Set down all of the entries word for word, omitting the images they contain.

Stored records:
-=-=-=-=-

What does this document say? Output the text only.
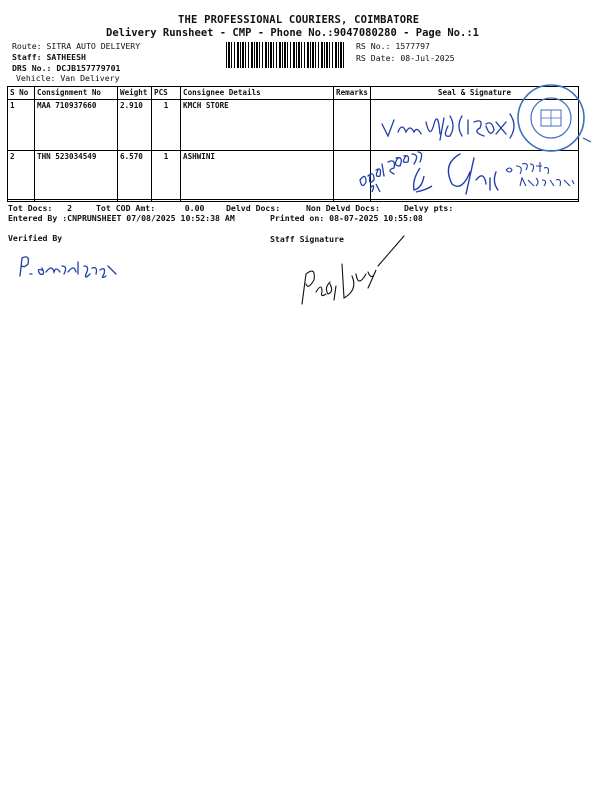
THE PROFESSIONAL COURIERS, COIMBATORE
Delivery Runsheet - CMP - Phone No.:9047080280 - Page No.:1
Route: SITRA AUTO DELIVERY
Staff: SATHEESH
DRS No.: DCJB157779701
Vehicle: Van Delivery
RS No.: 1577797
RS Date: 08-Jul-2025
S No	Consignment No	Weight	PCS	Consignee Details	Remarks	Seal & Signature
1	MAA 710937660	2.910	1	KMCH STORE		
2	THN 523034549	6.570	1	ASHWINI		
Tot Docs:   2	Tot COD Amt:      0.00	Delvd Docs:	Non Delvd Docs:	Delvy pts:
Entered By :CNPRUNSHEET 07/08/2025 10:52:38 AM	Printed on: 08-07-2025 10:55:08
Verified By	Staff Signature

-=-=-=-=-

SOLUTION TO THIS TASK:
What does this document say? Output the text only.
THE PROFESSIONAL COURIERS, COIMBATORE
Delivery Runsheet - CMP - Phone No.:9047080280 - Page No.:1
Route: SITRA AUTO DELIVERY
Staff: SATHEESH
DRS No.: DCJB157779701
Vehicle: Van Delivery
RS No.: 1577797
RS Date: 08-Jul-2025
S No	Consignment No	Weight	PCS	Consignee Details	Remarks	Seal & Signature
1	MAA 710937660	2.910	1	KMCH STORE		
2	THN 523034549	6.570	1	ASHWINI		
Tot Docs:   2	Tot COD Amt:      0.00	Delvd Docs:	Non Delvd Docs:	Delvy pts:
Entered By :CNPRUNSHEET 07/08/2025 10:52:38 AM	Printed on: 08-07-2025 10:55:08
Verified By	Staff Signature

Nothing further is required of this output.